**STATED PROBLEM:** Filter these entries, keeping only lines that hold the word "work".

**DATA FOR THIS EXERCISE:**
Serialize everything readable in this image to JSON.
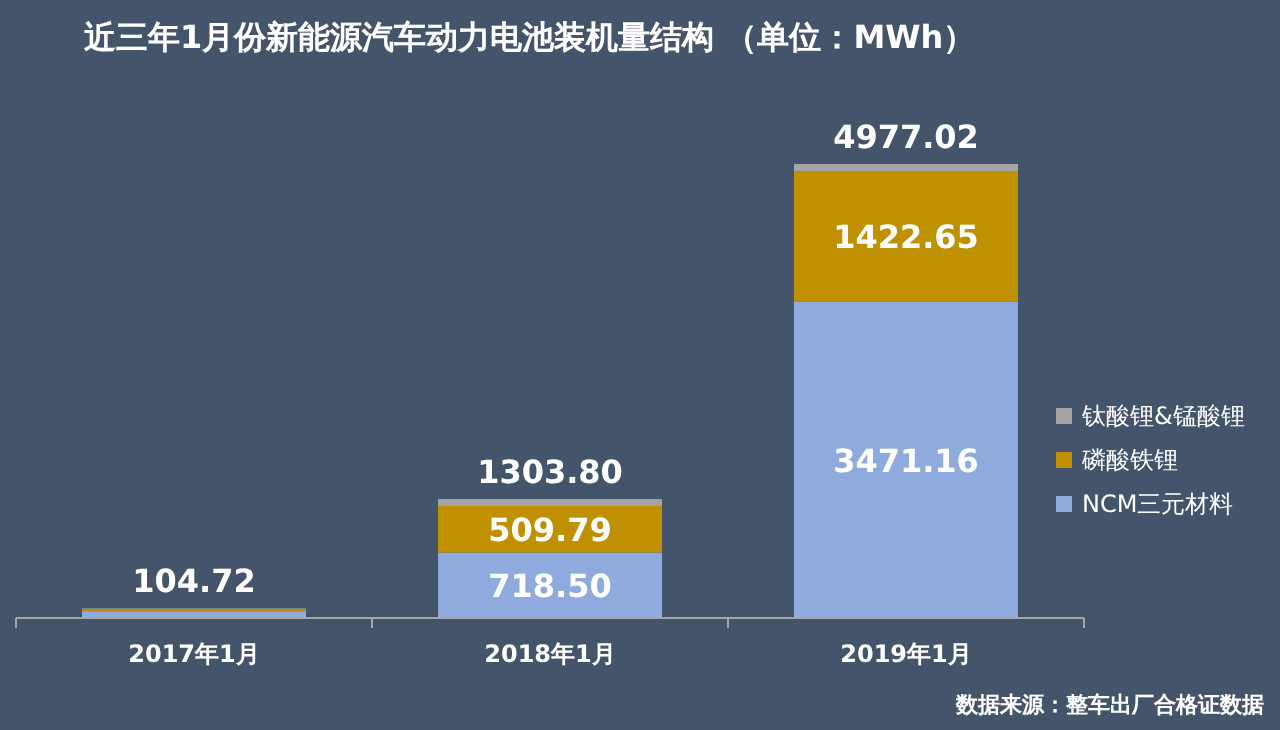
{
  "chart_data": {
    "type": "bar",
    "stacked": true,
    "title": "近三年1月份新能源汽车动力电池装机量结构 （单位：MWh）",
    "categories": [
      "2017年1月",
      "2018年1月",
      "2019年1月"
    ],
    "series": [
      {
        "name": "NCM三元材料",
        "color": "#8faadc",
        "values": [
          75,
          718.5,
          3471.16
        ],
        "value_labels": [
          null,
          "718.50",
          "3471.16"
        ]
      },
      {
        "name": "磷酸铁锂",
        "color": "#bf9000",
        "values": [
          20,
          509.79,
          1422.65
        ],
        "value_labels": [
          null,
          "509.79",
          "1422.65"
        ]
      },
      {
        "name": "钛酸锂&锰酸锂",
        "color": "#a5a5a5",
        "values": [
          9.72,
          75.51,
          83.21
        ],
        "value_labels": [
          null,
          null,
          null
        ]
      }
    ],
    "totals": [
      "104.72",
      "1303.80",
      "4977.02"
    ],
    "legend": "right",
    "annotations": [
      "数据来源：整车出厂合格证数据"
    ]
  }
}
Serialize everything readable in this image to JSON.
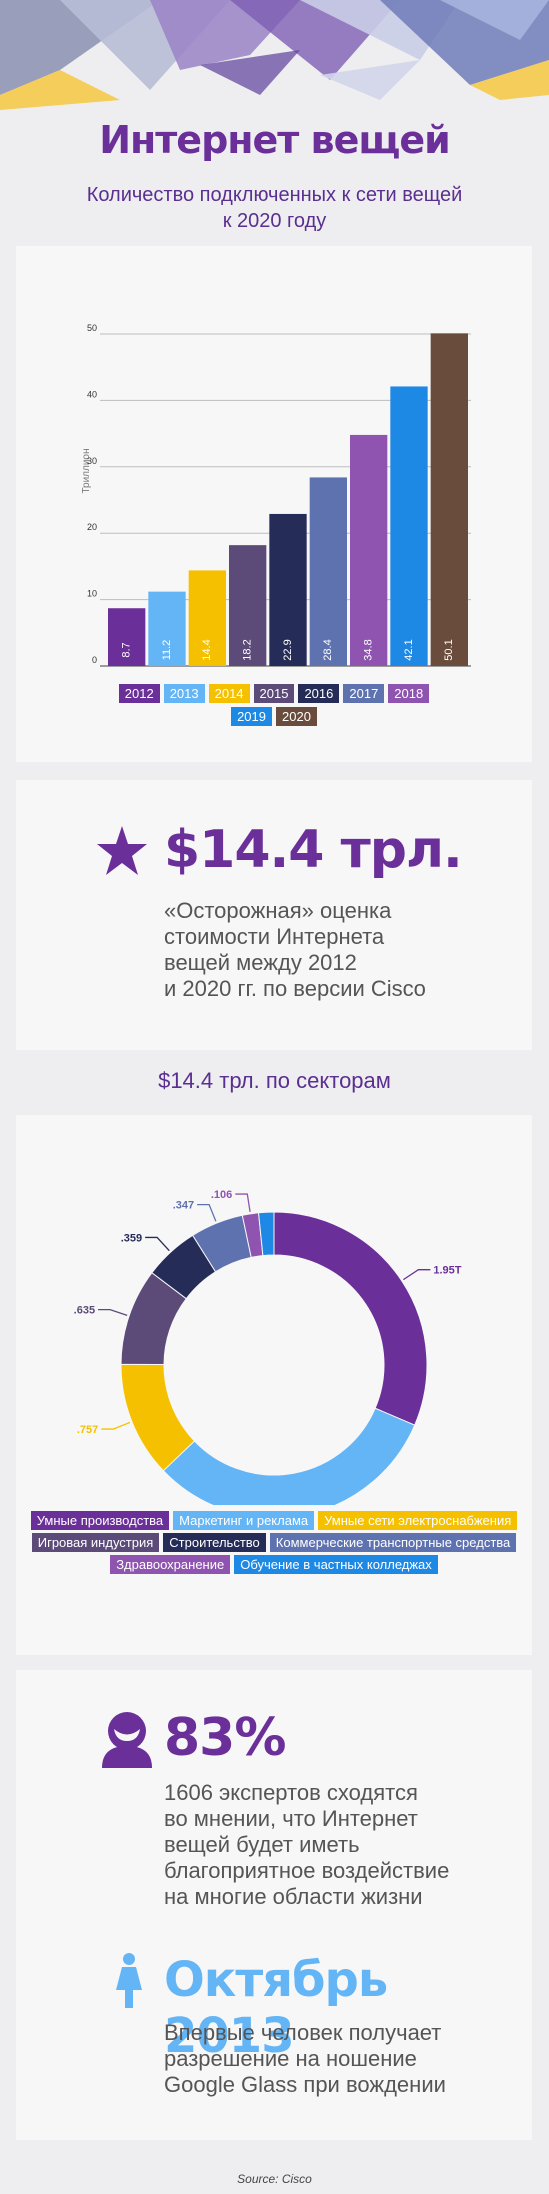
{
  "header": {
    "title": "Интернет вещей",
    "subtitle": "Количество подключенных к сети вещей к 2020 году"
  },
  "chart_data": [
    {
      "type": "bar",
      "ylabel": "Триллион",
      "ylim": [
        0,
        50
      ],
      "yticks": [
        0,
        10,
        20,
        30,
        40,
        50
      ],
      "grid": true,
      "categories": [
        "2012",
        "2013",
        "2014",
        "2015",
        "2016",
        "2017",
        "2018",
        "2019",
        "2020"
      ],
      "values": [
        8.7,
        11.2,
        14.4,
        18.2,
        22.9,
        28.4,
        34.8,
        42.1,
        50.1
      ],
      "value_labels": [
        "8.7",
        "11.2",
        "14.4",
        "18.2",
        "22.9",
        "28.4",
        "34.8",
        "42.1",
        "50.1"
      ],
      "colors": [
        "#6a2f98",
        "#64b5f6",
        "#f5c000",
        "#5c4a78",
        "#262c58",
        "#5e72b0",
        "#8e54b0",
        "#1e88e5",
        "#6a4c3c"
      ],
      "legend_placement": "bottom"
    },
    {
      "type": "pie",
      "title": "$14.4 трл. по секторам",
      "donut": true,
      "categories": [
        "Умные производства",
        "Маркетинг и реклама",
        "Умные сети электроснабжения",
        "Игровая индустрия",
        "Строительство",
        "Коммерческие транспортные средства",
        "Здравоохранение",
        "Обучение в частных колледжах"
      ],
      "values": [
        1.95,
        1.95,
        0.757,
        0.635,
        0.359,
        0.347,
        0.106,
        0.1
      ],
      "value_labels": [
        "1.95T",
        "1.95T",
        ".757",
        ".635",
        ".359",
        ".347",
        ".106",
        ""
      ],
      "colors": [
        "#6a2f98",
        "#64b5f6",
        "#f5c000",
        "#5c4a78",
        "#262c58",
        "#5e72b0",
        "#8e54b0",
        "#1e88e5"
      ],
      "legend_placement": "bottom"
    }
  ],
  "valuation": {
    "amount": "$14.4 трл.",
    "line1": "«Осторожная» оценка",
    "line2": "стоимости Интернета",
    "line3": "вещей между 2012",
    "line4": "и 2020 гг. по версии Cisco"
  },
  "experts": {
    "percent": "83%",
    "line1": "1606 экспертов сходятся",
    "line2": "во мнении, что Интернет",
    "line3": "вещей будет иметь",
    "line4": "благоприятное воздействие",
    "line5": "на многие области жизни"
  },
  "glass": {
    "date": "Октябрь 2013",
    "line1": "Впервые человек получает",
    "line2": "разрешение на ношение",
    "line3": "Google Glass при вождении"
  },
  "footer": {
    "source": "Source: Cisco"
  },
  "colors": {
    "purple": "#6a2f98",
    "lightblue": "#64b5f6",
    "yellow": "#f5c000",
    "gray_text": "#555555"
  }
}
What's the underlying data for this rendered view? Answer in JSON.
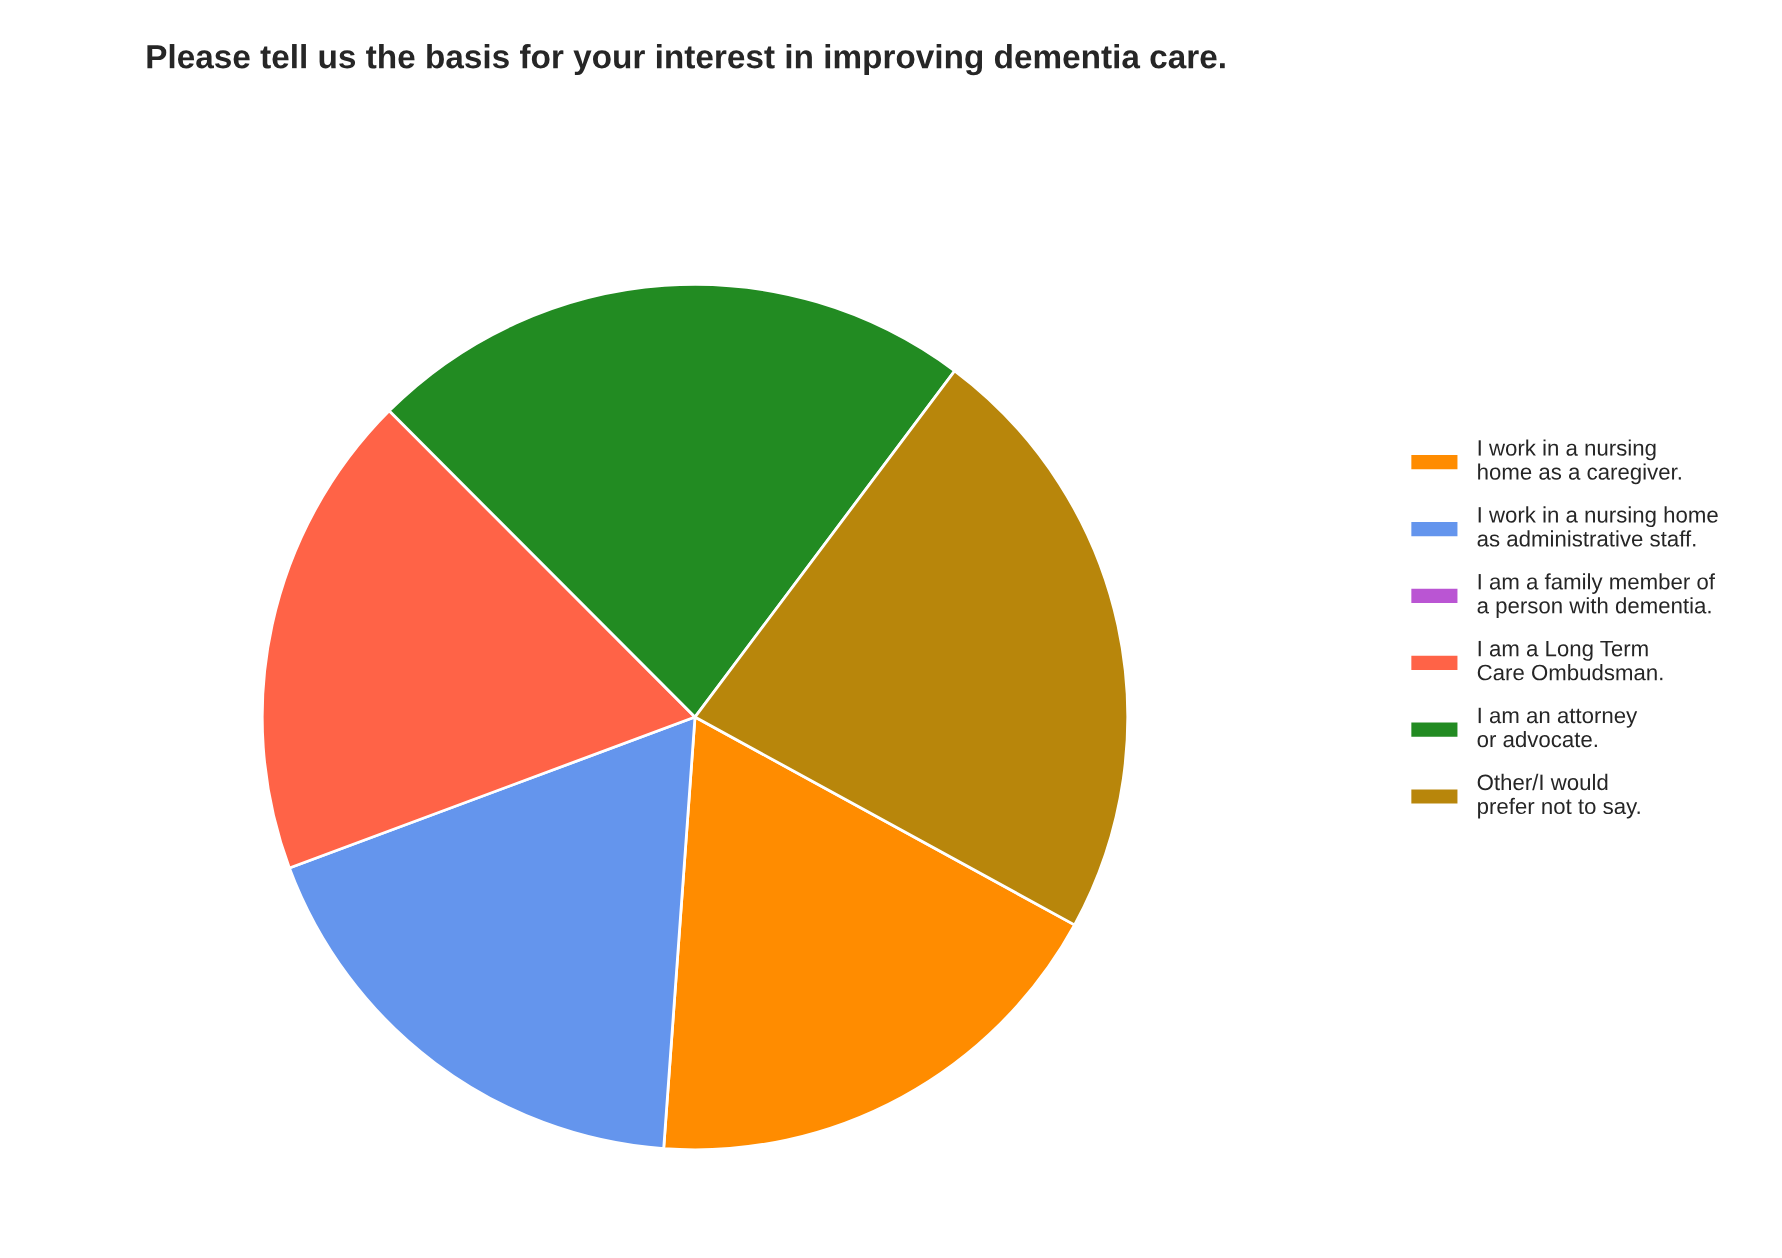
{
  "chart_data": {
    "type": "pie",
    "title": "Please tell us the basis for your interest in improving dementia care.",
    "categories": [
      "I work in a nursing\nhome as a caregiver.",
      "I work in a nursing home\nas administrative staff.",
      "I am a family member of\na person with dementia.",
      "I am a Long Term\nCare Ombudsman.",
      "I am an attorney\nor advocate.",
      "Other/I would\nprefer not to say."
    ],
    "values": [
      18.18,
      18.18,
      0,
      18.18,
      22.73,
      22.73
    ],
    "colors": [
      "#ff8c00",
      "#6495ed",
      "#ba55d3",
      "#ff6347",
      "#228b22",
      "#b8860b"
    ],
    "legend": "right"
  }
}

**WRITTEN REPLY:**
      "I work in a nursing\nhome as a caregiver.",
      "I work in a nursing home\nas administrative staff.",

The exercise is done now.